**TASK GOAL**
Return the entries verbatim and drop every picture.

**Extracted data entries**
┄┄┄┄┄┄

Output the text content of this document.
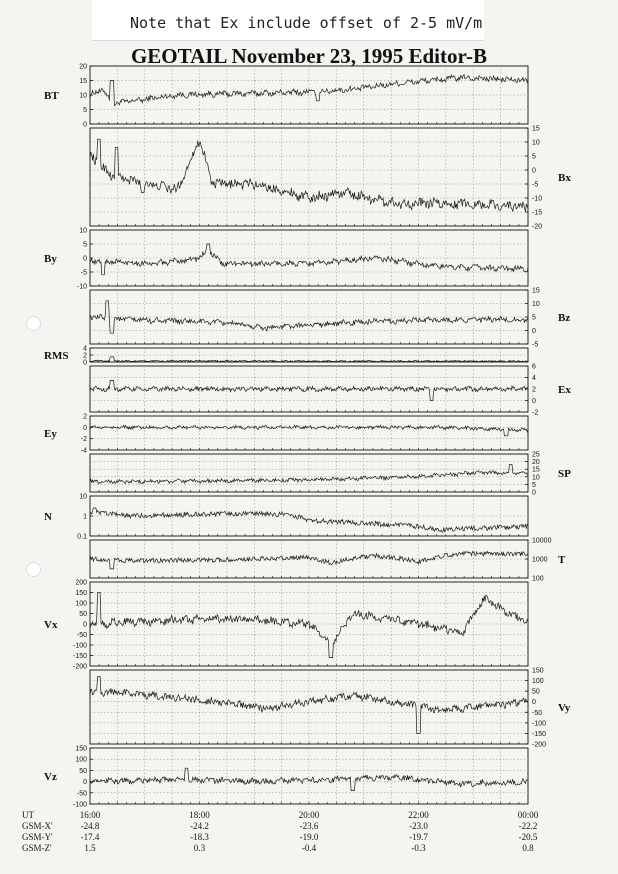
Note that Ex include offset of 2-5 mV/m
GEOTAIL November 23, 1995 Editor-B
20
15
10
5
0
BT
15
10
5
0
-5
-10
-15
-20
Bx
10
5
0
-5
-10
By
15
10
5
0
-5
Bz
4
2
0
RMS
6
4
2
0
-2
Ex
2
0
-2
-4
Ey
25
20
15
10
5
0
SP
10
1
0.1
N
10000
1000
100
T
200
150
100
50
0
-50
-100
-150
-200
Vx
150
100
50
0
-50
-100
-150
-200
Vy
150
100
50
0
-50
-100
Vz
UT
GSM-X'
GSM-Y'
GSM-Z'
16:00
-24.8
-17.4
1.5
18:00
-24.2
-18.3
0.3
20:00
-23.6
-19.0
-0.4
22:00
-23.0
-19.7
-0.3
00:00
-22.2
-20.5
0.8
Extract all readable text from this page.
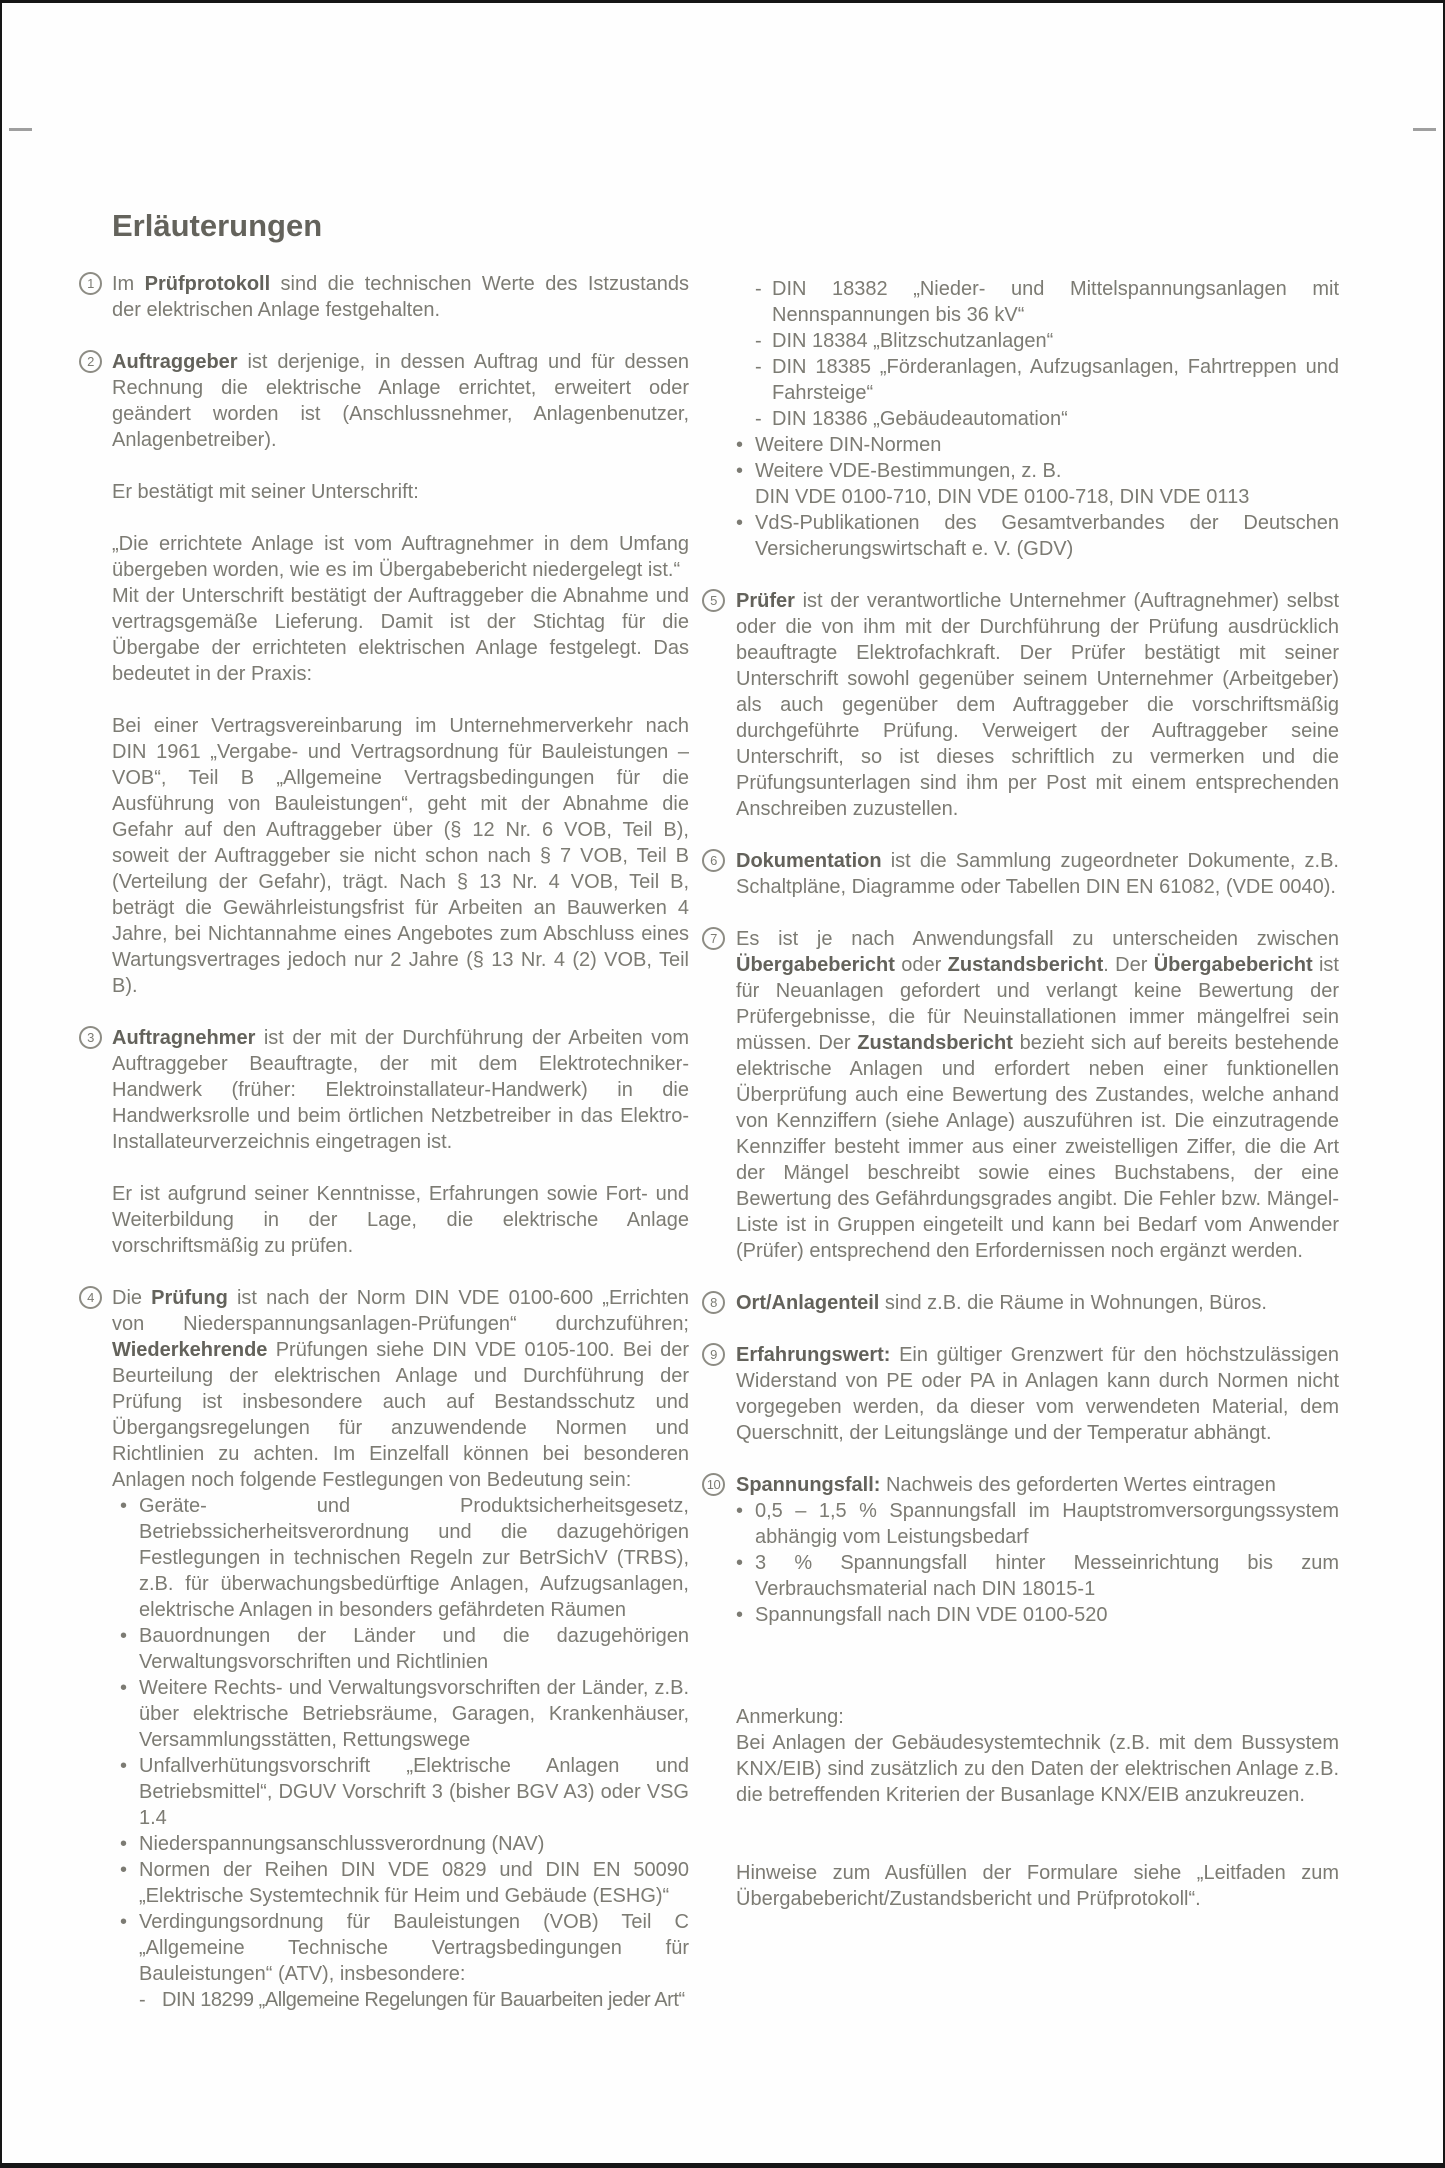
Erläuterungen
1 Im Prüfprotokoll sind die technischen Werte des Istzustands der elektrischen Anlage festgehalten.

2 Auftraggeber ist derjenige, in dessen Auftrag und für dessen Rechnung die elektrische Anlage errichtet, erweitert oder geändert worden ist (Anschlussnehmer, Anlagenbenutzer, Anlagenbetreiber).

Er bestätigt mit seiner Unterschrift:

„Die errichtete Anlage ist vom Auftragnehmer in dem Umfang übergeben worden, wie es im Übergabebericht niedergelegt ist.“

Mit der Unterschrift bestätigt der Auftraggeber die Abnahme und vertragsgemäße Lieferung. Damit ist der Stichtag für die Übergabe der errichteten elektrischen Anlage festgelegt. Das bedeutet in der Praxis:

Bei einer Vertragsvereinbarung im Unternehmerverkehr nach DIN 1961 „Vergabe- und Vertragsordnung für Bauleistungen – VOB“, Teil B „Allgemeine Vertragsbedingungen für die Ausführung von Bauleistungen“, geht mit der Abnahme die Gefahr auf den Auftraggeber über (§ 12 Nr. 6 VOB, Teil B), soweit der Auftraggeber sie nicht schon nach § 7 VOB, Teil B (Verteilung der Gefahr), trägt. Nach § 13 Nr. 4 VOB, Teil B, beträgt die Gewährleistungsfrist für Arbeiten an Bauwerken 4 Jahre, bei Nichtannahme eines Angebotes zum Abschluss eines Wartungsvertrages jedoch nur 2 Jahre (§ 13 Nr. 4 (2) VOB, Teil B).

3 Auftragnehmer ist der mit der Durchführung der Arbeiten vom Auftraggeber Beauftragte, der mit dem Elektrotechniker-Handwerk (früher: Elektroinstallateur-Handwerk) in die Handwerksrolle und beim örtlichen Netzbetreiber in das Elektro-Installateurverzeichnis eingetragen ist.

Er ist aufgrund seiner Kenntnisse, Erfahrungen sowie Fort- und Weiterbildung in der Lage, die elektrische Anlage vorschriftsmäßig zu prüfen.

4 Die Prüfung ist nach der Norm DIN VDE 0100-600 „Errichten von Niederspannungsanlagen-Prüfungen“ durchzuführen; Wiederkehrende Prüfungen siehe DIN VDE 0105-100. Bei der Beurteilung der elektrischen Anlage und Durchführung der Prüfung ist insbesondere auch auf Bestandsschutz und Übergangsregelungen für anzuwendende Normen und Richtlinien zu achten. Im Einzelfall können bei besonderen Anlagen noch folgende Festlegungen von Bedeutung sein:

• Geräte- und Produktsicherheitsgesetz, Betriebssicherheitsverordnung und die dazugehörigen Festlegungen in technischen Regeln zur BetrSichV (TRBS), z.B. für überwachungsbedürftige Anlagen, Aufzugsanlagen, elektrische Anlagen in besonders gefährdeten Räumen
• Bauordnungen der Länder und die dazugehörigen Verwaltungsvorschriften und Richtlinien
• Weitere Rechts- und Verwaltungsvorschriften der Länder, z.B. über elektrische Betriebsräume, Garagen, Krankenhäuser, Versammlungsstätten, Rettungswege
• Unfallverhütungsvorschrift „Elektrische Anlagen und Betriebsmittel“, DGUV Vorschrift 3 (bisher BGV A3) oder VSG 1.4
• Niederspannungsanschlussverordnung (NAV)
• Normen der Reihen DIN VDE 0829 und DIN EN 50090 „Elektrische Systemtechnik für Heim und Gebäude (ESHG)“
• Verdingungsordnung für Bauleistungen (VOB) Teil C „Allgemeine Technische Vertragsbedingungen für Bauleistungen“ (ATV), insbesondere:
- DIN 18299 „Allgemeine Regelungen für Bauarbeiten jeder Art“
- DIN 18382 „Nieder- und Mittelspannungsanlagen mit Nennspannungen bis 36 kV“
- DIN 18384 „Blitzschutzanlagen“
- DIN 18385 „Förderanlagen, Aufzugsanlagen, Fahrtreppen und Fahrsteige“
- DIN 18386 „Gebäudeautomation“
• Weitere DIN-Normen
• Weitere VDE-Bestimmungen, z. B.
DIN VDE 0100-710, DIN VDE 0100-718, DIN VDE 0113
• VdS-Publikationen des Gesamtverbandes der Deutschen Versicherungswirtschaft e. V. (GDV)
5 Prüfer ist der verantwortliche Unternehmer (Auftragnehmer) selbst oder die von ihm mit der Durchführung der Prüfung ausdrücklich beauftragte Elektrofachkraft. Der Prüfer bestätigt mit seiner Unterschrift sowohl gegenüber seinem Unternehmer (Arbeitgeber) als auch gegenüber dem Auftraggeber die vorschriftsmäßig durchgeführte Prüfung. Verweigert der Auftraggeber seine Unterschrift, so ist dieses schriftlich zu vermerken und die Prüfungsunterlagen sind ihm per Post mit einem entsprechenden Anschreiben zuzustellen.

6 Dokumentation ist die Sammlung zugeordneter Dokumente, z.B. Schaltpläne, Diagramme oder Tabellen DIN EN 61082, (VDE 0040).

7 Es ist je nach Anwendungsfall zu unterscheiden zwischen Übergabebericht oder Zustandsbericht. Der Übergabebericht ist für Neuanlagen gefordert und verlangt keine Bewertung der Prüfergebnisse, die für Neuinstallationen immer mängelfrei sein müssen. Der Zustandsbericht bezieht sich auf bereits bestehende elektrische Anlagen und erfordert neben einer funktionellen Überprüfung auch eine Bewertung des Zustandes, welche anhand von Kennziffern (siehe Anlage) auszuführen ist. Die einzutragende Kennziffer besteht immer aus einer zweistelligen Ziffer, die die Art der Mängel beschreibt sowie eines Buchstabens, der eine Bewertung des Gefährdungsgrades angibt. Die Fehler bzw. Mängel-Liste ist in Gruppen eingeteilt und kann bei Bedarf vom Anwender (Prüfer) entsprechend den Erfordernissen noch ergänzt werden.

8 Ort/Anlagenteil sind z.B. die Räume in Wohnungen, Büros.

9 Erfahrungswert: Ein gültiger Grenzwert für den höchstzulässigen Widerstand von PE oder PA in Anlagen kann durch Normen nicht vorgegeben werden, da dieser vom verwendeten Material, dem Querschnitt, der Leitungslänge und der Temperatur abhängt.

10 Spannungsfall: Nachweis des geforderten Wertes eintragen

• 0,5 – 1,5 % Spannungsfall im Hauptstromversorgungssystem abhängig vom Leistungsbedarf
• 3 % Spannungsfall hinter Messeinrichtung bis zum Verbrauchsmaterial nach DIN 18015-1
• Spannungsfall nach DIN VDE 0100-520

Anmerkung:

Bei Anlagen der Gebäudesystemtechnik (z.B. mit dem Bussystem KNX/EIB) sind zusätzlich zu den Daten der elektrischen Anlage z.B. die betreffenden Kriterien der Busanlage KNX/EIB anzukreuzen.

Hinweise zum Ausfüllen der Formulare siehe „Leitfaden zum Übergabebericht/Zustandsbericht und Prüfprotokoll“.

┄┄┄┄┄┄

**RESPONSE FOR THIS EXERCISE**
Output the text content of this document.
Note that Ex include offset of 2-5 mV/m
GEOTAIL November 23, 1995 Editor-B
20
15
10
5
0
BT
15
10
5
0
-5
-10
-15
-20
Bx
10
5
0
-5
-10
By
15
10
5
0
-5
Bz
4
2
0
RMS
6
4
2
0
-2
Ex
2
0
-2
-4
Ey
25
20
15
10
5
0
SP
10
1
0.1
N
10000
1000
100
T
200
150
100
50
0
-50
-100
-150
-200
Vx
150
100
50
0
-50
-100
-150
-200
Vy
150
100
50
0
-50
-100
Vz
UT
GSM-X'
GSM-Y'
GSM-Z'
16:00
-24.8
-17.4
1.5
18:00
-24.2
-18.3
0.3
20:00
-23.6
-19.0
-0.4
22:00
-23.0
-19.7
-0.3
00:00
-22.2
-20.5
0.8
Extract all readable text from this page.
Erläuterungen
1 Im Prüfprotokoll sind die technischen Werte des Istzustands der elektrischen Anlage festgehalten.

2 Auftraggeber ist derjenige, in dessen Auftrag und für dessen Rechnung die elektrische Anlage errichtet, erweitert oder geändert worden ist (Anschlussnehmer, Anlagenbenutzer, Anlagenbetreiber).

Er bestätigt mit seiner Unterschrift:

„Die errichtete Anlage ist vom Auftragnehmer in dem Umfang übergeben worden, wie es im Übergabebericht niedergelegt ist.“

Mit der Unterschrift bestätigt der Auftraggeber die Abnahme und vertragsgemäße Lieferung. Damit ist der Stichtag für die Übergabe der errichteten elektrischen Anlage festgelegt. Das bedeutet in der Praxis:

Bei einer Vertragsvereinbarung im Unternehmerverkehr nach DIN 1961 „Vergabe- und Vertragsordnung für Bauleistungen – VOB“, Teil B „Allgemeine Vertragsbedingungen für die Ausführung von Bauleistungen“, geht mit der Abnahme die Gefahr auf den Auftraggeber über (§ 12 Nr. 6 VOB, Teil B), soweit der Auftraggeber sie nicht schon nach § 7 VOB, Teil B (Verteilung der Gefahr), trägt. Nach § 13 Nr. 4 VOB, Teil B, beträgt die Gewährleistungsfrist für Arbeiten an Bauwerken 4 Jahre, bei Nichtannahme eines Angebotes zum Abschluss eines Wartungsvertrages jedoch nur 2 Jahre (§ 13 Nr. 4 (2) VOB, Teil B).

3 Auftragnehmer ist der mit der Durchführung der Arbeiten vom Auftraggeber Beauftragte, der mit dem Elektrotechniker-Handwerk (früher: Elektroinstallateur-Handwerk) in die Handwerksrolle und beim örtlichen Netzbetreiber in das Elektro-Installateurverzeichnis eingetragen ist.

Er ist aufgrund seiner Kenntnisse, Erfahrungen sowie Fort- und Weiterbildung in der Lage, die elektrische Anlage vorschriftsmäßig zu prüfen.

4 Die Prüfung ist nach der Norm DIN VDE 0100-600 „Errichten von Niederspannungsanlagen-Prüfungen“ durchzuführen; Wiederkehrende Prüfungen siehe DIN VDE 0105-100. Bei der Beurteilung der elektrischen Anlage und Durchführung der Prüfung ist insbesondere auch auf Bestandsschutz und Übergangsregelungen für anzuwendende Normen und Richtlinien zu achten. Im Einzelfall können bei besonderen Anlagen noch folgende Festlegungen von Bedeutung sein:

• Geräte- und Produktsicherheitsgesetz, Betriebssicherheitsverordnung und die dazugehörigen Festlegungen in technischen Regeln zur BetrSichV (TRBS), z.B. für überwachungsbedürftige Anlagen, Aufzugsanlagen, elektrische Anlagen in besonders gefährdeten Räumen
• Bauordnungen der Länder und die dazugehörigen Verwaltungsvorschriften und Richtlinien
• Weitere Rechts- und Verwaltungsvorschriften der Länder, z.B. über elektrische Betriebsräume, Garagen, Krankenhäuser, Versammlungsstätten, Rettungswege
• Unfallverhütungsvorschrift „Elektrische Anlagen und Betriebsmittel“, DGUV Vorschrift 3 (bisher BGV A3) oder VSG 1.4
• Niederspannungsanschlussverordnung (NAV)
• Normen der Reihen DIN VDE 0829 und DIN EN 50090 „Elektrische Systemtechnik für Heim und Gebäude (ESHG)“
• Verdingungsordnung für Bauleistungen (VOB) Teil C „Allgemeine Technische Vertragsbedingungen für Bauleistungen“ (ATV), insbesondere:
- DIN 18299 „Allgemeine Regelungen für Bauarbeiten jeder Art“
- DIN 18382 „Nieder- und Mittelspannungsanlagen mit Nennspannungen bis 36 kV“
- DIN 18384 „Blitzschutzanlagen“
- DIN 18385 „Förderanlagen, Aufzugsanlagen, Fahrtreppen und Fahrsteige“
- DIN 18386 „Gebäudeautomation“
• Weitere DIN-Normen
• Weitere VDE-Bestimmungen, z. B.
DIN VDE 0100-710, DIN VDE 0100-718, DIN VDE 0113
• VdS-Publikationen des Gesamtverbandes der Deutschen Versicherungswirtschaft e. V. (GDV)
5 Prüfer ist der verantwortliche Unternehmer (Auftragnehmer) selbst oder die von ihm mit der Durchführung der Prüfung ausdrücklich beauftragte Elektrofachkraft. Der Prüfer bestätigt mit seiner Unterschrift sowohl gegenüber seinem Unternehmer (Arbeitgeber) als auch gegenüber dem Auftraggeber die vorschriftsmäßig durchgeführte Prüfung. Verweigert der Auftraggeber seine Unterschrift, so ist dieses schriftlich zu vermerken und die Prüfungsunterlagen sind ihm per Post mit einem entsprechenden Anschreiben zuzustellen.

6 Dokumentation ist die Sammlung zugeordneter Dokumente, z.B. Schaltpläne, Diagramme oder Tabellen DIN EN 61082, (VDE 0040).

7 Es ist je nach Anwendungsfall zu unterscheiden zwischen Übergabebericht oder Zustandsbericht. Der Übergabebericht ist für Neuanlagen gefordert und verlangt keine Bewertung der Prüfergebnisse, die für Neuinstallationen immer mängelfrei sein müssen. Der Zustandsbericht bezieht sich auf bereits bestehende elektrische Anlagen und erfordert neben einer funktionellen Überprüfung auch eine Bewertung des Zustandes, welche anhand von Kennziffern (siehe Anlage) auszuführen ist. Die einzutragende Kennziffer besteht immer aus einer zweistelligen Ziffer, die die Art der Mängel beschreibt sowie eines Buchstabens, der eine Bewertung des Gefährdungsgrades angibt. Die Fehler bzw. Mängel-Liste ist in Gruppen eingeteilt und kann bei Bedarf vom Anwender (Prüfer) entsprechend den Erfordernissen noch ergänzt werden.

8 Ort/Anlagenteil sind z.B. die Räume in Wohnungen, Büros.

9 Erfahrungswert: Ein gültiger Grenzwert für den höchstzulässigen Widerstand von PE oder PA in Anlagen kann durch Normen nicht vorgegeben werden, da dieser vom verwendeten Material, dem Querschnitt, der Leitungslänge und der Temperatur abhängt.

10 Spannungsfall: Nachweis des geforderten Wertes eintragen

• 0,5 – 1,5 % Spannungsfall im Hauptstromversorgungssystem abhängig vom Leistungsbedarf
• 3 % Spannungsfall hinter Messeinrichtung bis zum Verbrauchsmaterial nach DIN 18015-1
• Spannungsfall nach DIN VDE 0100-520

Anmerkung:

Bei Anlagen der Gebäudesystemtechnik (z.B. mit dem Bussystem KNX/EIB) sind zusätzlich zu den Daten der elektrischen Anlage z.B. die betreffenden Kriterien der Busanlage KNX/EIB anzukreuzen.

Hinweise zum Ausfüllen der Formulare siehe „Leitfaden zum Übergabebericht/Zustandsbericht und Prüfprotokoll“.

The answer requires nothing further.